* _Entries supplied_:
#####

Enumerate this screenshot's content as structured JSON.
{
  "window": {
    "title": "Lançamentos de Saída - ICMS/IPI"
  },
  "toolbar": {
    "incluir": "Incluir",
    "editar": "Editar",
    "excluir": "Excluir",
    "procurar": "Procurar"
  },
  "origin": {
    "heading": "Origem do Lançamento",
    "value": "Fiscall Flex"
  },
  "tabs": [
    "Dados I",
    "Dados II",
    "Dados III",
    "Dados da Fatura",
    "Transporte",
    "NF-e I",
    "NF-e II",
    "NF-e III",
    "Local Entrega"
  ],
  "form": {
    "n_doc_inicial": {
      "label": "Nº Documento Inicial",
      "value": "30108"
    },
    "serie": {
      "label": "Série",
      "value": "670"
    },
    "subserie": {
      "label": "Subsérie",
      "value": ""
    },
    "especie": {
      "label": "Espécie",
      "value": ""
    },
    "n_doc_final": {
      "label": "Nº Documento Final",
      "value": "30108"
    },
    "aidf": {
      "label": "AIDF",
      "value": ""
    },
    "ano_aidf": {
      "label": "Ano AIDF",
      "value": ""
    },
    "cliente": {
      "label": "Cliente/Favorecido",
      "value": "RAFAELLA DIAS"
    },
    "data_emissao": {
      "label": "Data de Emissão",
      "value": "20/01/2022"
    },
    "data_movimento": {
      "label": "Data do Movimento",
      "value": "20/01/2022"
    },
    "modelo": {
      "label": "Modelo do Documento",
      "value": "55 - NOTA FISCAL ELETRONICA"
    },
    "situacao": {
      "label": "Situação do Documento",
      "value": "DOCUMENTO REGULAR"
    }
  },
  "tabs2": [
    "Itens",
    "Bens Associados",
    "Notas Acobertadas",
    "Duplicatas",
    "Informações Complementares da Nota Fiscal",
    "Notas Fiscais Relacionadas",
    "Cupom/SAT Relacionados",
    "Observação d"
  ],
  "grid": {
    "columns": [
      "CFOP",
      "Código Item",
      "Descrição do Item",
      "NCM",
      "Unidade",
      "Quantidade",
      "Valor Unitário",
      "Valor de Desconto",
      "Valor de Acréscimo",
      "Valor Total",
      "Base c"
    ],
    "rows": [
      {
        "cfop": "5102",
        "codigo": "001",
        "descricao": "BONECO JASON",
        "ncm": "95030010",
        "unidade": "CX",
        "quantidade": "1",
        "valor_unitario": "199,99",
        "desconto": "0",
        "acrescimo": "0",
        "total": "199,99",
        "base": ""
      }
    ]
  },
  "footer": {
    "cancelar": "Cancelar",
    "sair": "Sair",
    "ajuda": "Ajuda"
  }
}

#####

* _Short problem_: Go through the listing above and pull out each line containing the word "Dados".

* _Solved problem_:
    "Dados I",
    "Dados II",
    "Dados III",
    "Dados da Fatura",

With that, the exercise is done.